Read the records below. Copy each line where the string "watch" occurs.

____________________

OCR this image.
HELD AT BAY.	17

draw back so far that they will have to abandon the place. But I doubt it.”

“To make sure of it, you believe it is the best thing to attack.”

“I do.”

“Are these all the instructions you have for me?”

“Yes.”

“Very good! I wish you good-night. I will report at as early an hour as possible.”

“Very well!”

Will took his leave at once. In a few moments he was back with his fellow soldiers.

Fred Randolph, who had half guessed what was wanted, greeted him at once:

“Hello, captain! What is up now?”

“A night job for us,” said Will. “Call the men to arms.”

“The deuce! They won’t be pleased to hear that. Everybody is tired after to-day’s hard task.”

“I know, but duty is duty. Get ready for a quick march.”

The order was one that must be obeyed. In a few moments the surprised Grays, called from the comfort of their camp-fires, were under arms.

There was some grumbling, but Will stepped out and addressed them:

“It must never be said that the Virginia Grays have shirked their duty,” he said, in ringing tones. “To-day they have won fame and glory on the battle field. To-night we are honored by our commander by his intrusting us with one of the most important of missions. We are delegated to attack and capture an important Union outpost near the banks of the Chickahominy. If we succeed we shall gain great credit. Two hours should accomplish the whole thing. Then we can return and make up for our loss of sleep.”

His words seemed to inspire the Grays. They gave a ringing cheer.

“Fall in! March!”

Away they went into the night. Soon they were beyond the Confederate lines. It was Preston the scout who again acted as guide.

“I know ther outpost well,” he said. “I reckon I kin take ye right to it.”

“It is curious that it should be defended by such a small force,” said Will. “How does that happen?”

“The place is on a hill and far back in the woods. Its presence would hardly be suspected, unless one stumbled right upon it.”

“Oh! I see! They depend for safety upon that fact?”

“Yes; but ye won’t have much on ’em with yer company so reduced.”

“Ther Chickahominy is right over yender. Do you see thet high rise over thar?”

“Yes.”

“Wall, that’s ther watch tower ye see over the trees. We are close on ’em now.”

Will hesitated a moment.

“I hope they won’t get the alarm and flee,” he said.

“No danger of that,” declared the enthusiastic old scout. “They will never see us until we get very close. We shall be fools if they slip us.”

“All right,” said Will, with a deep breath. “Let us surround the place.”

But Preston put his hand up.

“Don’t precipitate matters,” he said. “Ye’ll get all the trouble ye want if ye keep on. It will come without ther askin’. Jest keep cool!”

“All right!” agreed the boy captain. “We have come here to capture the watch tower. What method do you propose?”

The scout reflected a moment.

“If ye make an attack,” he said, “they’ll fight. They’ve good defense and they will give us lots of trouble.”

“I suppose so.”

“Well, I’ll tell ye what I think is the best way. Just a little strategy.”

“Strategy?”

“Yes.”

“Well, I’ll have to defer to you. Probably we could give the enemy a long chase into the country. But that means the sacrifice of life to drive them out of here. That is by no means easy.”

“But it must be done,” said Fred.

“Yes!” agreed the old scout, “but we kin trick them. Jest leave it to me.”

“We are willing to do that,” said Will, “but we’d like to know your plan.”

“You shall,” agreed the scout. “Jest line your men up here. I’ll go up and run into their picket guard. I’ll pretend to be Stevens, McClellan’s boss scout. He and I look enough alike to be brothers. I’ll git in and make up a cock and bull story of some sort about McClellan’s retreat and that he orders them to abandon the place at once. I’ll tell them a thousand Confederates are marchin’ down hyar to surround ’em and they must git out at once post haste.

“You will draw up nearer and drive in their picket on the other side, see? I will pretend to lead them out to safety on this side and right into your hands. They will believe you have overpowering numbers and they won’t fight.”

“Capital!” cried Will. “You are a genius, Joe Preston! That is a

____________________

Answer below:
“Wall, that’s ther watch tower ye see over the trees. We are close on ’em now.”
“All right!” agreed the boy captain. “We have come here to capture the watch tower. What method do you propose?”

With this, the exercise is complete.